**Data in this exercise**
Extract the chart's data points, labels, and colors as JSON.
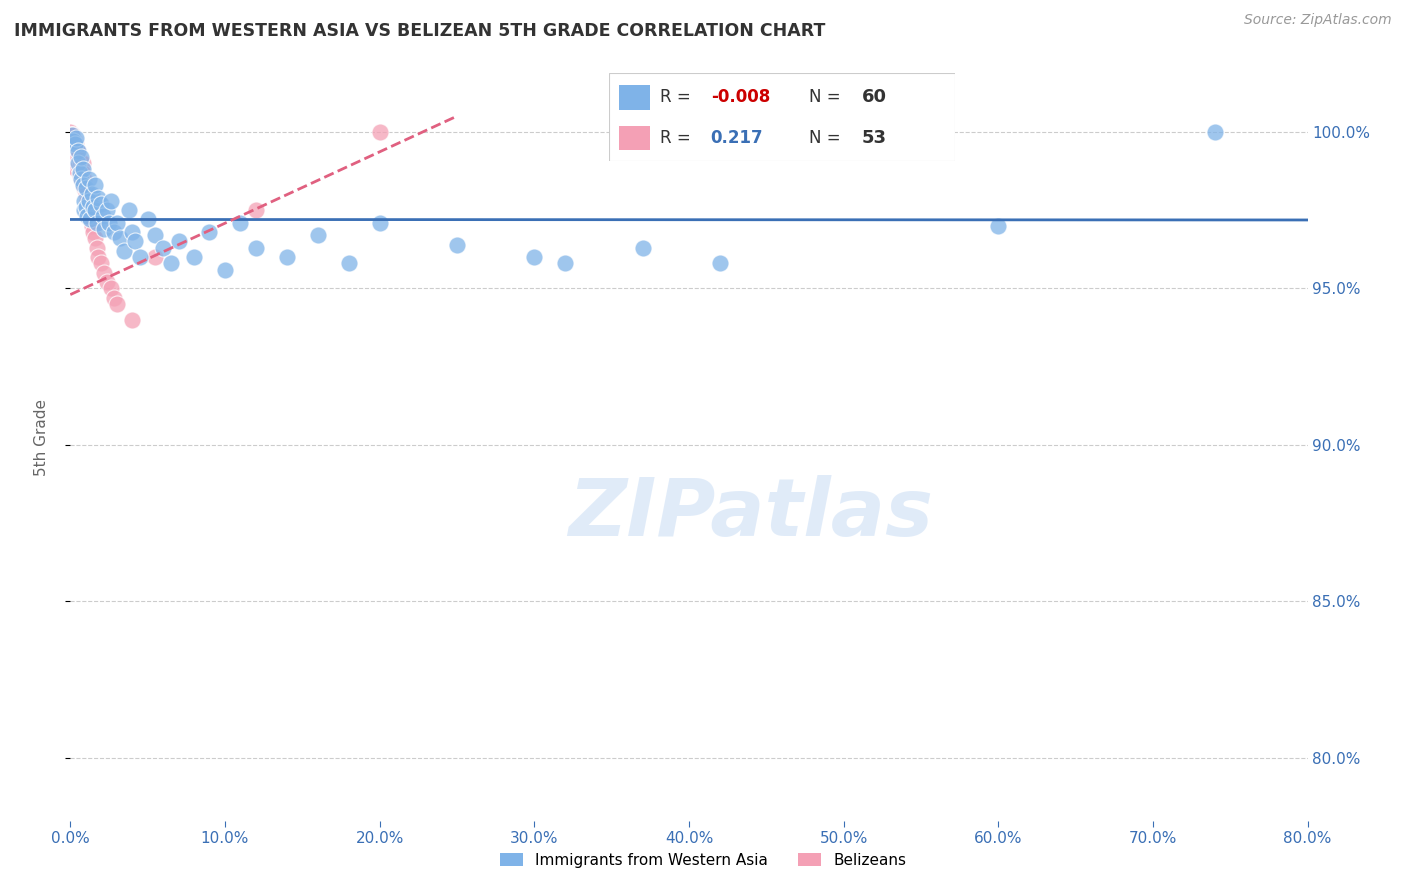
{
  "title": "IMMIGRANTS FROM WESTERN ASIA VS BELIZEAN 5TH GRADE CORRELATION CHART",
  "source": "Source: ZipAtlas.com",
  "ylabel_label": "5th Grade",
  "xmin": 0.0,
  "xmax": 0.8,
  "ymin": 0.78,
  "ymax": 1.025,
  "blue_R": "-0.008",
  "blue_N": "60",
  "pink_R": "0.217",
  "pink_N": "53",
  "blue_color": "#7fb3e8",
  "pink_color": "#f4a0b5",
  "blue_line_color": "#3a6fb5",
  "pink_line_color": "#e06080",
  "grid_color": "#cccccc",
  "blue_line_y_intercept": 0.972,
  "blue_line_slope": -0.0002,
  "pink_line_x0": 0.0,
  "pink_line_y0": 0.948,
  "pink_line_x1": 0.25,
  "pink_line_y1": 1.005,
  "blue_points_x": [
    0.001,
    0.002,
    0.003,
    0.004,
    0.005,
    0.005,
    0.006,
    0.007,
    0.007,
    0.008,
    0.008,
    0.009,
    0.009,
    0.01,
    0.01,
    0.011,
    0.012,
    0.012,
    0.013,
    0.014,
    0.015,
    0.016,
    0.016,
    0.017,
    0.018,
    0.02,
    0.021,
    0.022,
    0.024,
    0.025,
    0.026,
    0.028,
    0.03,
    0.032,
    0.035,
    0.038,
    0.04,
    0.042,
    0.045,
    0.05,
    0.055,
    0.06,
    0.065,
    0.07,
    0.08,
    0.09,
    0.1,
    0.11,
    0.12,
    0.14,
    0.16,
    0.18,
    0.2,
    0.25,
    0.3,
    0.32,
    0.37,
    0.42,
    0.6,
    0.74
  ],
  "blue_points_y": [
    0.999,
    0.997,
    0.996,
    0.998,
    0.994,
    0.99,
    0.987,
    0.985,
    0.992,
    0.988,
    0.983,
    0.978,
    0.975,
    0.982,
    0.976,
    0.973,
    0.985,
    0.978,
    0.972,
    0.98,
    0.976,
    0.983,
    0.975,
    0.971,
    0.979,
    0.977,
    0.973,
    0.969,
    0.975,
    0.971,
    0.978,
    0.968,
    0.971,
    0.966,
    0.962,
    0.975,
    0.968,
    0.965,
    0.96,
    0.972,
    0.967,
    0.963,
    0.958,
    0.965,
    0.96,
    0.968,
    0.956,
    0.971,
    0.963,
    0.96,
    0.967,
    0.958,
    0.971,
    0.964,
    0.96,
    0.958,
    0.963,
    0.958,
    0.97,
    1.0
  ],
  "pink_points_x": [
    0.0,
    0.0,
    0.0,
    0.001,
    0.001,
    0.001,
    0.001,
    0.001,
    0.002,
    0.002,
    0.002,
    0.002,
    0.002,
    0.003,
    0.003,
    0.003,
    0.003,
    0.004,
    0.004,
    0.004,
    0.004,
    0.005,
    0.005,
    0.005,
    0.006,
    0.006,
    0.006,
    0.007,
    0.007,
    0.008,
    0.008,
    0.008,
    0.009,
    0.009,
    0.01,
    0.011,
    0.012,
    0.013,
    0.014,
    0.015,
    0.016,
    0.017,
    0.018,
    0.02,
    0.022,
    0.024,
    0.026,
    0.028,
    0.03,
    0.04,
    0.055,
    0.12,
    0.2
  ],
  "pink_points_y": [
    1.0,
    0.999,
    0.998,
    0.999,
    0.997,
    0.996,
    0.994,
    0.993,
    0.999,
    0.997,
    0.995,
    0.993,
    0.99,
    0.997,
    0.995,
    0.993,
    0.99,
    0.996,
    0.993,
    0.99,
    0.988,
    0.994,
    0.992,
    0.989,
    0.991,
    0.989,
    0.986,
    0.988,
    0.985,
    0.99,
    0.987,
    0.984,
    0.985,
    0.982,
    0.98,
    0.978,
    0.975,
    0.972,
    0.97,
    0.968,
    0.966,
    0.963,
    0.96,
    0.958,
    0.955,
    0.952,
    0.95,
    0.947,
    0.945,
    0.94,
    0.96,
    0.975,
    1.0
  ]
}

**Work to complete**
Copy the whole of the material above exactly, but not its images.

**Complete output**
Extract the chart's data points, labels, and colors as JSON.
{
  "title": "IMMIGRANTS FROM WESTERN ASIA VS BELIZEAN 5TH GRADE CORRELATION CHART",
  "source": "Source: ZipAtlas.com",
  "ylabel_label": "5th Grade",
  "xmin": 0.0,
  "xmax": 0.8,
  "ymin": 0.78,
  "ymax": 1.025,
  "blue_R": "-0.008",
  "blue_N": "60",
  "pink_R": "0.217",
  "pink_N": "53",
  "blue_color": "#7fb3e8",
  "pink_color": "#f4a0b5",
  "blue_line_color": "#3a6fb5",
  "pink_line_color": "#e06080",
  "grid_color": "#cccccc",
  "blue_line_y_intercept": 0.972,
  "blue_line_slope": -0.0002,
  "pink_line_x0": 0.0,
  "pink_line_y0": 0.948,
  "pink_line_x1": 0.25,
  "pink_line_y1": 1.005,
  "blue_points_x": [
    0.001,
    0.002,
    0.003,
    0.004,
    0.005,
    0.005,
    0.006,
    0.007,
    0.007,
    0.008,
    0.008,
    0.009,
    0.009,
    0.01,
    0.01,
    0.011,
    0.012,
    0.012,
    0.013,
    0.014,
    0.015,
    0.016,
    0.016,
    0.017,
    0.018,
    0.02,
    0.021,
    0.022,
    0.024,
    0.025,
    0.026,
    0.028,
    0.03,
    0.032,
    0.035,
    0.038,
    0.04,
    0.042,
    0.045,
    0.05,
    0.055,
    0.06,
    0.065,
    0.07,
    0.08,
    0.09,
    0.1,
    0.11,
    0.12,
    0.14,
    0.16,
    0.18,
    0.2,
    0.25,
    0.3,
    0.32,
    0.37,
    0.42,
    0.6,
    0.74
  ],
  "blue_points_y": [
    0.999,
    0.997,
    0.996,
    0.998,
    0.994,
    0.99,
    0.987,
    0.985,
    0.992,
    0.988,
    0.983,
    0.978,
    0.975,
    0.982,
    0.976,
    0.973,
    0.985,
    0.978,
    0.972,
    0.98,
    0.976,
    0.983,
    0.975,
    0.971,
    0.979,
    0.977,
    0.973,
    0.969,
    0.975,
    0.971,
    0.978,
    0.968,
    0.971,
    0.966,
    0.962,
    0.975,
    0.968,
    0.965,
    0.96,
    0.972,
    0.967,
    0.963,
    0.958,
    0.965,
    0.96,
    0.968,
    0.956,
    0.971,
    0.963,
    0.96,
    0.967,
    0.958,
    0.971,
    0.964,
    0.96,
    0.958,
    0.963,
    0.958,
    0.97,
    1.0
  ],
  "pink_points_x": [
    0.0,
    0.0,
    0.0,
    0.001,
    0.001,
    0.001,
    0.001,
    0.001,
    0.002,
    0.002,
    0.002,
    0.002,
    0.002,
    0.003,
    0.003,
    0.003,
    0.003,
    0.004,
    0.004,
    0.004,
    0.004,
    0.005,
    0.005,
    0.005,
    0.006,
    0.006,
    0.006,
    0.007,
    0.007,
    0.008,
    0.008,
    0.008,
    0.009,
    0.009,
    0.01,
    0.011,
    0.012,
    0.013,
    0.014,
    0.015,
    0.016,
    0.017,
    0.018,
    0.02,
    0.022,
    0.024,
    0.026,
    0.028,
    0.03,
    0.04,
    0.055,
    0.12,
    0.2
  ],
  "pink_points_y": [
    1.0,
    0.999,
    0.998,
    0.999,
    0.997,
    0.996,
    0.994,
    0.993,
    0.999,
    0.997,
    0.995,
    0.993,
    0.99,
    0.997,
    0.995,
    0.993,
    0.99,
    0.996,
    0.993,
    0.99,
    0.988,
    0.994,
    0.992,
    0.989,
    0.991,
    0.989,
    0.986,
    0.988,
    0.985,
    0.99,
    0.987,
    0.984,
    0.985,
    0.982,
    0.98,
    0.978,
    0.975,
    0.972,
    0.97,
    0.968,
    0.966,
    0.963,
    0.96,
    0.958,
    0.955,
    0.952,
    0.95,
    0.947,
    0.945,
    0.94,
    0.96,
    0.975,
    1.0
  ]
}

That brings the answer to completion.